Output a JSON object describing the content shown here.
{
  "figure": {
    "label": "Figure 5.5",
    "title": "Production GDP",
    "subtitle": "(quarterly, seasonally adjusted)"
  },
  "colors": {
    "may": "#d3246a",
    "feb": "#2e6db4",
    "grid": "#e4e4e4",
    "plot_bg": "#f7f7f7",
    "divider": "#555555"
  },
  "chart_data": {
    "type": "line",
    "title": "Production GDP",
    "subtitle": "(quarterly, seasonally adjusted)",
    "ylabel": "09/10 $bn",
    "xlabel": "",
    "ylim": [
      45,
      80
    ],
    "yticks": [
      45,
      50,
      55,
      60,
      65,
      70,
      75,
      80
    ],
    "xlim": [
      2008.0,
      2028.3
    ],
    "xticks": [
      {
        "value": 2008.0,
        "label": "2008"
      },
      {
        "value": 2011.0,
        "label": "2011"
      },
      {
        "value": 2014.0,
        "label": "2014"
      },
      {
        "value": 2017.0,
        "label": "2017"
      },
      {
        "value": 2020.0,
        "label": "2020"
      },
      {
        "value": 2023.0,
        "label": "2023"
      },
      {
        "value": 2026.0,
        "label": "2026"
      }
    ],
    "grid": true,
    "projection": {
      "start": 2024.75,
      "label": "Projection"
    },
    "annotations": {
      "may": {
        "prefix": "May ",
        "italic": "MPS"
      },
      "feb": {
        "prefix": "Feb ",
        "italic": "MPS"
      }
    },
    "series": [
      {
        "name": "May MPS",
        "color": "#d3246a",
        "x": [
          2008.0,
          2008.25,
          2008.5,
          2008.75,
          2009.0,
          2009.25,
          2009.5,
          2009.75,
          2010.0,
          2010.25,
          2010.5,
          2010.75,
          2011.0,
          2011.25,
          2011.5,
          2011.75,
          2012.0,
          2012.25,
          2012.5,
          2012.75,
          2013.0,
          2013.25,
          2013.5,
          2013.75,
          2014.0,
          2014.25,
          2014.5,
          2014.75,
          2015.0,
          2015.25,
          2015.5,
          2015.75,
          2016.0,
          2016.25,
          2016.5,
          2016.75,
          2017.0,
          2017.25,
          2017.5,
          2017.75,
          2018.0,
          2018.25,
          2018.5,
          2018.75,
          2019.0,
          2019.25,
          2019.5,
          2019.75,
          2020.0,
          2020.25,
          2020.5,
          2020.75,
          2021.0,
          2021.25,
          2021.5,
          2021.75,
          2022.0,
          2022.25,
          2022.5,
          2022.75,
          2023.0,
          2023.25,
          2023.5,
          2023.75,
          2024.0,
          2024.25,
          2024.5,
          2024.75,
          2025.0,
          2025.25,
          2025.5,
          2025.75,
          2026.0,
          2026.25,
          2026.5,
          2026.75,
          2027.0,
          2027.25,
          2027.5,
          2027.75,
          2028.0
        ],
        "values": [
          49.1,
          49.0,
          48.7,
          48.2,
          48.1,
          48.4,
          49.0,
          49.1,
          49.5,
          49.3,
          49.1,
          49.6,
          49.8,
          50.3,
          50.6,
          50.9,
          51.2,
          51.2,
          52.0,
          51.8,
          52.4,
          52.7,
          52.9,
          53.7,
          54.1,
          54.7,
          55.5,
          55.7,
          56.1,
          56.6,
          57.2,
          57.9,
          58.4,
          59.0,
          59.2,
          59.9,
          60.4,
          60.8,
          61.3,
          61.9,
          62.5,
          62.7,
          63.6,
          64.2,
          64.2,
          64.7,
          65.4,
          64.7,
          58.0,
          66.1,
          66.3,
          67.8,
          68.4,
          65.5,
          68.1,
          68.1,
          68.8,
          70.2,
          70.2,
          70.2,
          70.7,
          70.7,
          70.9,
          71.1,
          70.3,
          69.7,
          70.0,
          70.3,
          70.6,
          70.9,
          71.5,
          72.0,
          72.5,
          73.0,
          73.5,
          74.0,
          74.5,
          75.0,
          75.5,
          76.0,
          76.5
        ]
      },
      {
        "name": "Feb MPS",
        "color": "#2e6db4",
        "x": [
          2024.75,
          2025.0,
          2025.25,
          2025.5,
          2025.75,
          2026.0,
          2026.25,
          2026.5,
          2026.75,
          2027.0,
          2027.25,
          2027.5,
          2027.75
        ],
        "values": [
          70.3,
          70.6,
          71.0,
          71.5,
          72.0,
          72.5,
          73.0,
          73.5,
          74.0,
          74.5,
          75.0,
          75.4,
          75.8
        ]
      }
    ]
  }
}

What the exercise asks
Would you reproduce the material above in full, exactly as given?

The output
Output a JSON object describing the content shown here.
{
  "figure": {
    "label": "Figure 5.5",
    "title": "Production GDP",
    "subtitle": "(quarterly, seasonally adjusted)"
  },
  "colors": {
    "may": "#d3246a",
    "feb": "#2e6db4",
    "grid": "#e4e4e4",
    "plot_bg": "#f7f7f7",
    "divider": "#555555"
  },
  "chart_data": {
    "type": "line",
    "title": "Production GDP",
    "subtitle": "(quarterly, seasonally adjusted)",
    "ylabel": "09/10 $bn",
    "xlabel": "",
    "ylim": [
      45,
      80
    ],
    "yticks": [
      45,
      50,
      55,
      60,
      65,
      70,
      75,
      80
    ],
    "xlim": [
      2008.0,
      2028.3
    ],
    "xticks": [
      {
        "value": 2008.0,
        "label": "2008"
      },
      {
        "value": 2011.0,
        "label": "2011"
      },
      {
        "value": 2014.0,
        "label": "2014"
      },
      {
        "value": 2017.0,
        "label": "2017"
      },
      {
        "value": 2020.0,
        "label": "2020"
      },
      {
        "value": 2023.0,
        "label": "2023"
      },
      {
        "value": 2026.0,
        "label": "2026"
      }
    ],
    "grid": true,
    "projection": {
      "start": 2024.75,
      "label": "Projection"
    },
    "annotations": {
      "may": {
        "prefix": "May ",
        "italic": "MPS"
      },
      "feb": {
        "prefix": "Feb ",
        "italic": "MPS"
      }
    },
    "series": [
      {
        "name": "May MPS",
        "color": "#d3246a",
        "x": [
          2008.0,
          2008.25,
          2008.5,
          2008.75,
          2009.0,
          2009.25,
          2009.5,
          2009.75,
          2010.0,
          2010.25,
          2010.5,
          2010.75,
          2011.0,
          2011.25,
          2011.5,
          2011.75,
          2012.0,
          2012.25,
          2012.5,
          2012.75,
          2013.0,
          2013.25,
          2013.5,
          2013.75,
          2014.0,
          2014.25,
          2014.5,
          2014.75,
          2015.0,
          2015.25,
          2015.5,
          2015.75,
          2016.0,
          2016.25,
          2016.5,
          2016.75,
          2017.0,
          2017.25,
          2017.5,
          2017.75,
          2018.0,
          2018.25,
          2018.5,
          2018.75,
          2019.0,
          2019.25,
          2019.5,
          2019.75,
          2020.0,
          2020.25,
          2020.5,
          2020.75,
          2021.0,
          2021.25,
          2021.5,
          2021.75,
          2022.0,
          2022.25,
          2022.5,
          2022.75,
          2023.0,
          2023.25,
          2023.5,
          2023.75,
          2024.0,
          2024.25,
          2024.5,
          2024.75,
          2025.0,
          2025.25,
          2025.5,
          2025.75,
          2026.0,
          2026.25,
          2026.5,
          2026.75,
          2027.0,
          2027.25,
          2027.5,
          2027.75,
          2028.0
        ],
        "values": [
          49.1,
          49.0,
          48.7,
          48.2,
          48.1,
          48.4,
          49.0,
          49.1,
          49.5,
          49.3,
          49.1,
          49.6,
          49.8,
          50.3,
          50.6,
          50.9,
          51.2,
          51.2,
          52.0,
          51.8,
          52.4,
          52.7,
          52.9,
          53.7,
          54.1,
          54.7,
          55.5,
          55.7,
          56.1,
          56.6,
          57.2,
          57.9,
          58.4,
          59.0,
          59.2,
          59.9,
          60.4,
          60.8,
          61.3,
          61.9,
          62.5,
          62.7,
          63.6,
          64.2,
          64.2,
          64.7,
          65.4,
          64.7,
          58.0,
          66.1,
          66.3,
          67.8,
          68.4,
          65.5,
          68.1,
          68.1,
          68.8,
          70.2,
          70.2,
          70.2,
          70.7,
          70.7,
          70.9,
          71.1,
          70.3,
          69.7,
          70.0,
          70.3,
          70.6,
          70.9,
          71.5,
          72.0,
          72.5,
          73.0,
          73.5,
          74.0,
          74.5,
          75.0,
          75.5,
          76.0,
          76.5
        ]
      },
      {
        "name": "Feb MPS",
        "color": "#2e6db4",
        "x": [
          2024.75,
          2025.0,
          2025.25,
          2025.5,
          2025.75,
          2026.0,
          2026.25,
          2026.5,
          2026.75,
          2027.0,
          2027.25,
          2027.5,
          2027.75
        ],
        "values": [
          70.3,
          70.6,
          71.0,
          71.5,
          72.0,
          72.5,
          73.0,
          73.5,
          74.0,
          74.5,
          75.0,
          75.4,
          75.8
        ]
      }
    ]
  }
}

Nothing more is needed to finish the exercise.